(Record excerpts)
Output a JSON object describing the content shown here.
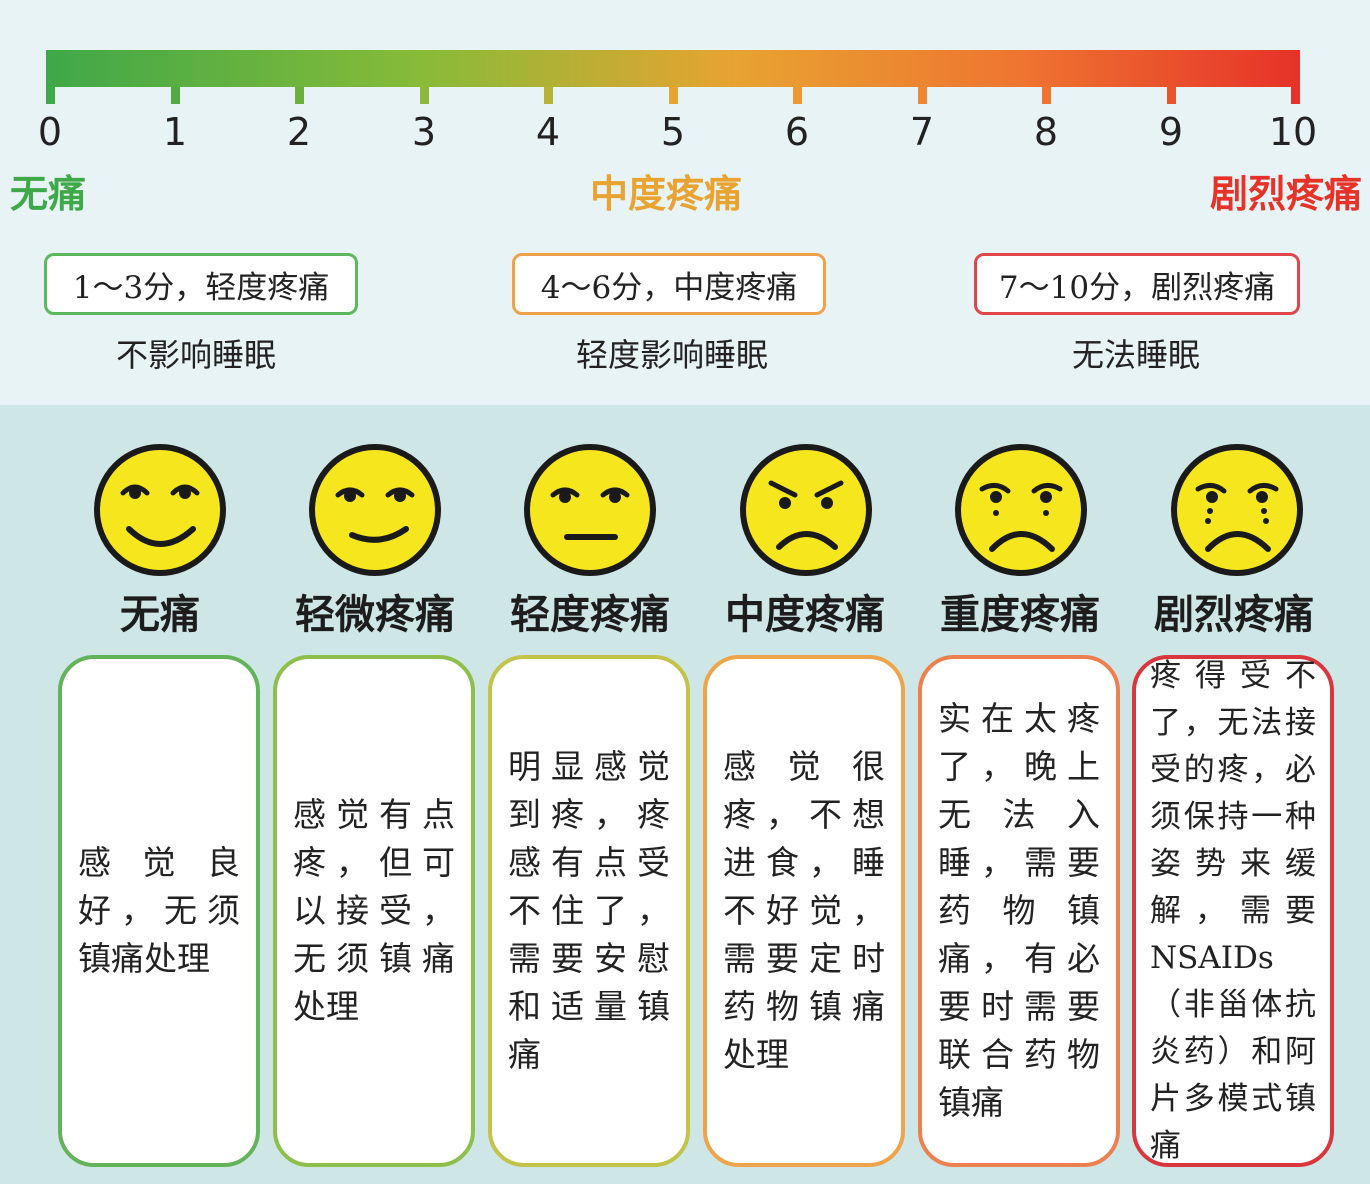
{
  "scale": {
    "ticks": [
      "0",
      "1",
      "2",
      "3",
      "4",
      "5",
      "6",
      "7",
      "8",
      "9",
      "10"
    ],
    "labels": {
      "none": "无痛",
      "moderate": "中度疼痛",
      "severe": "剧烈疼痛"
    },
    "colors": {
      "green": "#3fa848",
      "orange": "#e8a331",
      "red": "#e63229"
    }
  },
  "ranges": [
    {
      "label": "1～3分，轻度疼痛",
      "effect": "不影响睡眠",
      "color": "#5cb85a"
    },
    {
      "label": "4～6分，中度疼痛",
      "effect": "轻度影响睡眠",
      "color": "#eea24a"
    },
    {
      "label": "7～10分，剧烈疼痛",
      "effect": "无法睡眠",
      "color": "#e0464a"
    }
  ],
  "levels": [
    {
      "name": "无痛",
      "desc": "感觉良好，无须镇痛处理",
      "border": "#62b35a"
    },
    {
      "name": "轻微疼痛",
      "desc": "感觉有点疼，但可以接受，无须镇痛处理",
      "border": "#8dbf4a"
    },
    {
      "name": "轻度疼痛",
      "desc": "明显感觉到疼，疼感有点受不住了，需要安慰和适量镇痛",
      "border": "#c3c34a"
    },
    {
      "name": "中度疼痛",
      "desc": "感觉很疼，不想进食，睡不好觉，需要定时药物镇痛处理",
      "border": "#eea44a"
    },
    {
      "name": "重度疼痛",
      "desc": "实在太疼了，晚上无法入睡，需要药物镇痛，有必要时需要联合药物镇痛",
      "border": "#ec8050"
    },
    {
      "name": "剧烈疼痛",
      "desc": "疼得受不了，无法接受的疼，必须保持一种姿势来缓解，需要NSAIDs（非甾体抗炎药）和阿片多模式镇痛",
      "border": "#d9363e"
    }
  ]
}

(Exercise details) Where a line holds the string "border", copy that line.

(Solution for this exercise)
      "border": "#62b35a"
      "border": "#8dbf4a"
      "border": "#c3c34a"
      "border": "#eea44a"
      "border": "#ec8050"
      "border": "#d9363e"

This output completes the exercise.